> _GIVEN TASK_
Repeat every line exactly, keeping the pictures out of the copy.

> _DATA FOR PROCESSING_

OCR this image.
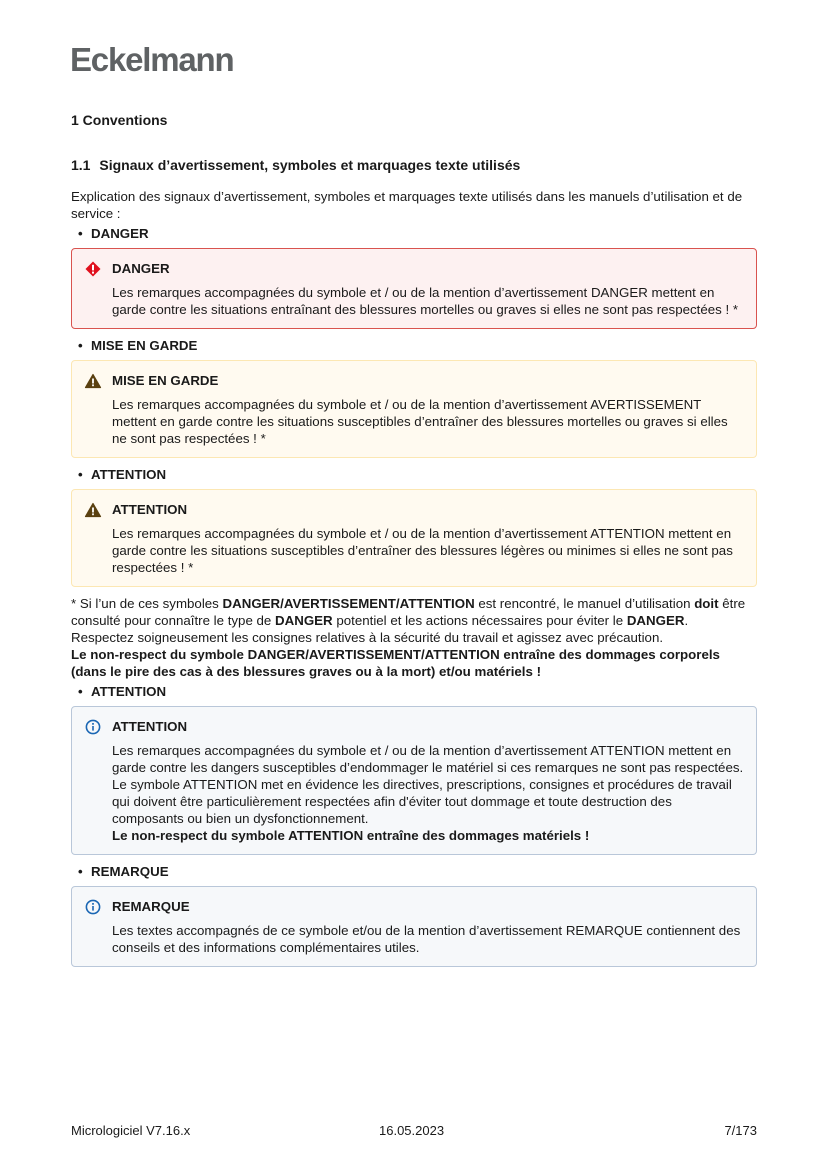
Eckelmann
1 Conventions
1.1 Signaux d’avertissement, symboles et marquages texte utilisés

Explication des signaux d’avertissement, symboles et marquages texte utilisés dans les manuels d’utilisation et de service :

• DANGER
DANGER
Les remarques accompagnées du symbole et / ou de la mention d’avertissement DANGER mettent en garde contre les situations entraînant des blessures mortelles ou graves si elles ne sont pas respectées ! *
• MISE EN GARDE
MISE EN GARDE
Les remarques accompagnées du symbole et / ou de la mention d’avertissement AVERTISSEMENT mettent en garde contre les situations susceptibles d’entraîner des blessures mortelles ou graves si elles ne sont pas respectées ! *
• ATTENTION
ATTENTION
Les remarques accompagnées du symbole et / ou de la mention d’avertissement ATTENTION mettent en garde contre les situations susceptibles d’entraîner des blessures légères ou minimes si elles ne sont pas respectées ! *

* Si l’un de ces symboles DANGER/AVERTISSEMENT/ATTENTION est rencontré, le manuel d’utilisation doit être consulté pour connaître le type de DANGER potentiel et les actions nécessaires pour éviter le DANGER.

Respectez soigneusement les consignes relatives à la sécurité du travail et agissez avec précaution.

Le non-respect du symbole DANGER/AVERTISSEMENT/ATTENTION entraîne des dommages corporels (dans le pire des cas à des blessures graves ou à la mort) et/ou matériels !

• ATTENTION
ATTENTION
Les remarques accompagnées du symbole et / ou de la mention d’avertissement ATTENTION mettent en garde contre les dangers susceptibles d’endommager le matériel si ces remarques ne sont pas respectées. Le symbole ATTENTION met en évidence les directives, prescriptions, consignes et procédures de travail qui doivent être particulièrement respectées afin d'éviter tout dommage et toute destruction des composants ou bien un dysfonctionnement.
Le non-respect du symbole ATTENTION entraîne des dommages matériels !
• REMARQUE
REMARQUE
Les textes accompagnés de ce symbole et/ou de la mention d’avertissement REMARQUE contiennent des conseils et des informations complémentaires utiles.
Micrologiciel V7.16.x	16.05.2023	7/173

> _SOLUTION TO THIS PROBLEM_
OCR this image.
Eckelmann
1 Conventions
1.1 Signaux d’avertissement, symboles et marquages texte utilisés

Explication des signaux d’avertissement, symboles et marquages texte utilisés dans les manuels d’utilisation et de service :

• DANGER
DANGER
Les remarques accompagnées du symbole et / ou de la mention d’avertissement DANGER mettent en garde contre les situations entraînant des blessures mortelles ou graves si elles ne sont pas respectées ! *
• MISE EN GARDE
MISE EN GARDE
Les remarques accompagnées du symbole et / ou de la mention d’avertissement AVERTISSEMENT mettent en garde contre les situations susceptibles d’entraîner des blessures mortelles ou graves si elles ne sont pas respectées ! *
• ATTENTION
ATTENTION
Les remarques accompagnées du symbole et / ou de la mention d’avertissement ATTENTION mettent en garde contre les situations susceptibles d’entraîner des blessures légères ou minimes si elles ne sont pas respectées ! *

* Si l’un de ces symboles DANGER/AVERTISSEMENT/ATTENTION est rencontré, le manuel d’utilisation doit être consulté pour connaître le type de DANGER potentiel et les actions nécessaires pour éviter le DANGER.

Respectez soigneusement les consignes relatives à la sécurité du travail et agissez avec précaution.

Le non-respect du symbole DANGER/AVERTISSEMENT/ATTENTION entraîne des dommages corporels (dans le pire des cas à des blessures graves ou à la mort) et/ou matériels !

• ATTENTION
ATTENTION
Les remarques accompagnées du symbole et / ou de la mention d’avertissement ATTENTION mettent en garde contre les dangers susceptibles d’endommager le matériel si ces remarques ne sont pas respectées. Le symbole ATTENTION met en évidence les directives, prescriptions, consignes et procédures de travail qui doivent être particulièrement respectées afin d'éviter tout dommage et toute destruction des composants ou bien un dysfonctionnement.
Le non-respect du symbole ATTENTION entraîne des dommages matériels !
• REMARQUE
REMARQUE
Les textes accompagnés de ce symbole et/ou de la mention d’avertissement REMARQUE contiennent des conseils et des informations complémentaires utiles.
Micrologiciel V7.16.x	16.05.2023	7/173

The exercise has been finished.